TASK STATEMENT: Convert every line of the records into a JSON list of strings, one string per line, leaving out blank lines.

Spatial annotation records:
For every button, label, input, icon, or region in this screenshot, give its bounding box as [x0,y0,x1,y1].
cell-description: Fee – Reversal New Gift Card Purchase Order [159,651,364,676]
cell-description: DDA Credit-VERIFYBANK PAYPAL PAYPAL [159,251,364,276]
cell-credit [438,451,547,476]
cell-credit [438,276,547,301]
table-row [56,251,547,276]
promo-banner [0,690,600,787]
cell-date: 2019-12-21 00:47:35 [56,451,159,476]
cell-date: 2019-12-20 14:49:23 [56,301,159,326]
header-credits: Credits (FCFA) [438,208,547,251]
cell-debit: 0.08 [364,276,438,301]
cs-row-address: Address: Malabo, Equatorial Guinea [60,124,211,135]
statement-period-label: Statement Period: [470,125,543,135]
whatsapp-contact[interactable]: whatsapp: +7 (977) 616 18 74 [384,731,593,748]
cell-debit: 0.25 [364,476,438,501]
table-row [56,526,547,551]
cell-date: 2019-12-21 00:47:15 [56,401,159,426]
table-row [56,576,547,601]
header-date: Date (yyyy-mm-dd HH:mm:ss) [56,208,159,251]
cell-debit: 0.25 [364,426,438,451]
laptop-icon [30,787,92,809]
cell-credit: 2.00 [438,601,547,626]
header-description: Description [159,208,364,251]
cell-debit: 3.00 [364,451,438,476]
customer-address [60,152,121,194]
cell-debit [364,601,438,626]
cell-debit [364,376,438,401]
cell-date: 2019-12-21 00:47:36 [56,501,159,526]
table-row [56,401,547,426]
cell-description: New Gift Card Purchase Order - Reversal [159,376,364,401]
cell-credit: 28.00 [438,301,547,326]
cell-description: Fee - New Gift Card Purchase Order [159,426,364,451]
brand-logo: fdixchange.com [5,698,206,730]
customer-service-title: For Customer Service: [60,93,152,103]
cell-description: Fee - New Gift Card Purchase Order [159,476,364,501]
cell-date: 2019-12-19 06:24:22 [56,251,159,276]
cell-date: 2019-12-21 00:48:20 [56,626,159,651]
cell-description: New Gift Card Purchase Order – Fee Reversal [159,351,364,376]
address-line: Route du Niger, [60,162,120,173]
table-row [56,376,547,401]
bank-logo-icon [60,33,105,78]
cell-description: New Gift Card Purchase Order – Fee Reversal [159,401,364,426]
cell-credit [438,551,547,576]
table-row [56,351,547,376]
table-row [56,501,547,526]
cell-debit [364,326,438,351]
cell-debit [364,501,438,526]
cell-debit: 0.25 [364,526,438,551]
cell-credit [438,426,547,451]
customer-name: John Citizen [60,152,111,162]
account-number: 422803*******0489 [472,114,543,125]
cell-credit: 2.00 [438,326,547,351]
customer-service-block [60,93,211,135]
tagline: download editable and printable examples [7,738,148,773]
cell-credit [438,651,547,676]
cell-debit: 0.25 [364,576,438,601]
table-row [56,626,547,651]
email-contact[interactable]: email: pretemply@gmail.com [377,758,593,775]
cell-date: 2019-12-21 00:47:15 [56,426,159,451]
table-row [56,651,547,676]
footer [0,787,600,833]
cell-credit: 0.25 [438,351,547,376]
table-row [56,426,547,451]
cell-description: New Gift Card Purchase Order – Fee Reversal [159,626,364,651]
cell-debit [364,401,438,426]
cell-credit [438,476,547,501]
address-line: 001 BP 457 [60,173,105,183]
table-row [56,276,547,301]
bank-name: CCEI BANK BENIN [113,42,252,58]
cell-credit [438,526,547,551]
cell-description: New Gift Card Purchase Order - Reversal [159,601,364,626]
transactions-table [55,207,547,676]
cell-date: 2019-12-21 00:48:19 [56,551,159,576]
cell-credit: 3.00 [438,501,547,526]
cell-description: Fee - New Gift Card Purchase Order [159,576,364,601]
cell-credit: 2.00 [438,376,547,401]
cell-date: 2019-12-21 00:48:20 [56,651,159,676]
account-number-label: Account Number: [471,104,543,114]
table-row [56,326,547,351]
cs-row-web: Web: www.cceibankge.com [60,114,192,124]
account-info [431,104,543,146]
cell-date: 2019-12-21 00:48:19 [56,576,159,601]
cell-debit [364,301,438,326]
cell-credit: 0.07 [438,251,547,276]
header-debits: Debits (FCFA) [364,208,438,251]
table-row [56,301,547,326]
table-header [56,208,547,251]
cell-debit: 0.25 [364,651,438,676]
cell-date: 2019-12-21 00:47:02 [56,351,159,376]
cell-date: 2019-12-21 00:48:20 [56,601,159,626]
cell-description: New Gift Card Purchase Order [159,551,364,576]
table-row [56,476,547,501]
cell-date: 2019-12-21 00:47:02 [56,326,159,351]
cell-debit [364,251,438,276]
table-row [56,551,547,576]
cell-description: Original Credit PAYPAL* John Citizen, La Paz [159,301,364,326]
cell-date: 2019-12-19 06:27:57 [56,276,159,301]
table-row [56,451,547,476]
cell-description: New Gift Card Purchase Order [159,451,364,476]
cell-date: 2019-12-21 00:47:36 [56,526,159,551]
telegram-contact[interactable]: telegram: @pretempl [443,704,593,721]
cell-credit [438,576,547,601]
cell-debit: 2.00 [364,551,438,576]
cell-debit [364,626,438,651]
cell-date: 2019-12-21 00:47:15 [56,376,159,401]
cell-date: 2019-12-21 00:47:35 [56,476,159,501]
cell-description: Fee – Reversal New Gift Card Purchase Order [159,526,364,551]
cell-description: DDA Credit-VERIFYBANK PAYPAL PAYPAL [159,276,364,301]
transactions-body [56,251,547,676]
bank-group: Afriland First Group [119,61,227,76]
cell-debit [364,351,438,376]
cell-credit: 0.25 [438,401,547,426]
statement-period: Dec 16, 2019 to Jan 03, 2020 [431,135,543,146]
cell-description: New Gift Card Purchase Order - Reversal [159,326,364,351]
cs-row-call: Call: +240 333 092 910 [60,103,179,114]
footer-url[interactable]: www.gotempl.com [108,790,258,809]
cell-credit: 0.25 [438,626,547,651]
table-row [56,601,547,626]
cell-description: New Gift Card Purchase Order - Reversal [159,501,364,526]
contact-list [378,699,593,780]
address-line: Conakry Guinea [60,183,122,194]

SOLVED EXERCISE:
[
  "For every button, label, input, icon, or region in this screenshot, give its bounding box as [x0,y0,x1,y1].",
  "cell-description: Fee – Reversal New Gift Card Purchase Order [159,651,364,676]",
  "cell-description: DDA Credit-VERIFYBANK PAYPAL PAYPAL [159,251,364,276]",
  "cell-credit [438,451,547,476]",
  "cell-credit [438,276,547,301]",
  "table-row [56,251,547,276]",
  "promo-banner [0,690,600,787]",
  "cell-date: 2019-12-21 00:47:35 [56,451,159,476]",
  "cell-date: 2019-12-20 14:49:23 [56,301,159,326]",
  "header-credits: Credits (FCFA) [438,208,547,251]",
  "cell-debit: 0.08 [364,276,438,301]",
  "cs-row-address: Address: Malabo, Equatorial Guinea [60,124,211,135]",
  "statement-period-label: Statement Period: [470,125,543,135]",
  "whatsapp-contact[interactable]: whatsapp: +7 (977) 616 18 74 [384,731,593,748]",
  "cell-debit: 0.25 [364,476,438,501]",
  "table-row [56,526,547,551]",
  "cell-date: 2019-12-21 00:47:15 [56,401,159,426]",
  "table-row [56,576,547,601]",
  "header-date: Date (yyyy-mm-dd HH:mm:ss) [56,208,159,251]",
  "cell-debit: 0.25 [364,426,438,451]",
  "laptop-icon [30,787,92,809]",
  "cell-credit: 2.00 [438,601,547,626]",
  "header-description: Description [159,208,364,251]",
  "cell-debit: 3.00 [364,451,438,476]",
  "customer-address [60,152,121,194]",
  "cell-debit [364,601,438,626]",
  "cell-debit [364,376,438,401]",
  "cell-date: 2019-12-21 00:47:36 [56,501,159,526]",
  "table-row [56,401,547,426]",
  "cell-description: New Gift Card Purchase Order - Reversal [159,376,364,401]",
  "cell-credit: 28.00 [438,301,547,326]",
  "cell-description: Fee - New Gift Card Purchase Order [159,426,364,451]",
  "brand-logo: fdixchange.com [5,698,206,730]",
  "customer-service-title: For Customer Service: [60,93,152,103]",
  "cell-description: Fee - New Gift Card Purchase Order [159,476,364,501]",
  "cell-date: 2019-12-19 06:24:22 [56,251,159,276]",
  "cell-date: 2019-12-21 00:48:20 [56,626,159,651]",
  "cell-description: New Gift Card Purchase Order – Fee Reversal [159,351,364,376]",
  "address-line: Route du Niger, [60,162,120,173]",
  "table-row [56,376,547,401]",
  "bank-logo-icon [60,33,105,78]",
  "cell-description: New Gift Card Purchase Order – Fee Reversal [159,401,364,426]",
  "cell-credit [438,551,547,576]",
  "table-row [56,351,547,376]",
  "table-row [56,501,547,526]",
  "cell-debit [364,326,438,351]",
  "cell-debit [364,501,438,526]",
  "cell-debit: 0.25 [364,526,438,551]",
  "cell-credit [438,426,547,451]",
  "customer-name: John Citizen [60,152,111,162]",
  "account-number: 422803*******0489 [472,114,543,125]",
  "cell-credit: 2.00 [438,326,547,351]",
  "customer-service-block [60,93,211,135]",
  "tagline: download editable and printable examples [7,738,148,773]",
  "cell-credit [438,651,547,676]",
  "cell-debit: 0.25 [364,576,438,601]",
  "table-row [56,626,547,651]",
  "email-contact[interactable]: email: pretemply@gmail.com [377,758,593,775]",
  "cell-date: 2019-12-21 00:47:15 [56,426,159,451]",
  "table-row [56,651,547,676]",
  "footer [0,787,600,833]",
  "cell-credit: 0.25 [438,351,547,376]",
  "table-row [56,426,547,451]",
  "cell-description: New Gift Card Purchase Order – Fee Reversal [159,626,364,651]",
  "cell-debit [364,401,438,426]",
  "cell-credit [438,476,547,501]",
  "address-line: 001 BP 457 [60,173,105,183]",
  "table-row [56,276,547,301]",
  "bank-name: CCEI BANK BENIN [113,42,252,58]",
  "cell-credit [438,526,547,551]",
  "cell-description: New Gift Card Purchase Order - Reversal [159,601,364,626]",
  "transactions-table [55,207,547,676]",
  "cell-date: 2019-12-21 00:48:19 [56,551,159,576]",
  "cell-credit: 3.00 [438,501,547,526]",
  "cell-description: Fee - New Gift Card Purchase Order [159,576,364,601]",
  "cell-credit: 2.00 [438,376,547,401]",
  "cell-date: 2019-12-21 00:48:20 [56,651,159,676]",
  "account-number-label: Account Number: [471,104,543,114]",
  "table-row [56,326,547,351]",
  "cs-row-web: Web: www.cceibankge.com [60,114,192,124]",
  "account-info [431,104,543,146]",
  "cell-date: 2019-12-21 00:48:19 [56,576,159,601]",
  "cell-debit [364,301,438,326]",
  "cell-credit: 0.07 [438,251,547,276]",
  "header-debits: Debits (FCFA) [364,208,438,251]",
  "table-row [56,301,547,326]",
  "table-header [56,208,547,251]",
  "cell-debit: 0.25 [364,651,438,676]",
  "cell-date: 2019-12-21 00:47:02 [56,351,159,376]",
  "cell-date: 2019-12-21 00:48:20 [56,601,159,626]",
  "cell-description: New Gift Card Purchase Order [159,551,364,576]",
  "table-row [56,476,547,501]",
  "cell-date: 2019-12-21 00:47:02 [56,326,159,351]",
  "cell-debit [364,251,438,276]",
  "table-row [56,551,547,576]",
  "cell-description: Original Credit PAYPAL* John Citizen, La Paz [159,301,364,326]",
  "cell-date: 2019-12-19 06:27:57 [56,276,159,301]",
  "table-row [56,451,547,476]",
  "cell-description: New Gift Card Purchase Order [159,451,364,476]",
  "cell-date: 2019-12-21 00:47:36 [56,526,159,551]",
  "telegram-contact[interactable]: telegram: @pretempl [443,704,593,721]",
  "cell-credit [438,576,547,601]",
  "cell-debit: 2.00 [364,551,438,576]",
  "cell-debit [364,626,438,651]",
  "cell-date: 2019-12-21 00:47:15 [56,376,159,401]",
  "cell-date: 2019-12-21 00:47:35 [56,476,159,501]",
  "cell-description: Fee – Reversal New Gift Card Purchase Order [159,526,364,551]",
  "cell-description: DDA Credit-VERIFYBANK PAYPAL PAYPAL [159,276,364,301]",
  "transactions-body [56,251,547,676]",
  "bank-group: Afriland First Group [119,61,227,76]",
  "cell-debit [364,351,438,376]",
  "cell-credit: 0.25 [438,401,547,426]",
  "statement-period: Dec 16, 2019 to Jan 03, 2020 [431,135,543,146]",
  "cell-description: New Gift Card Purchase Order - Reversal [159,326,364,351]",
  "cs-row-call: Call: +240 333 092 910 [60,103,179,114]",
  "footer-url[interactable]: www.gotempl.com [108,790,258,809]",
  "cell-credit: 0.25 [438,626,547,651]",
  "table-row [56,601,547,626]",
  "cell-description: New Gift Card Purchase Order - Reversal [159,501,364,526]",
  "contact-list [378,699,593,780]",
  "address-line: Conakry Guinea [60,183,122,194]"
]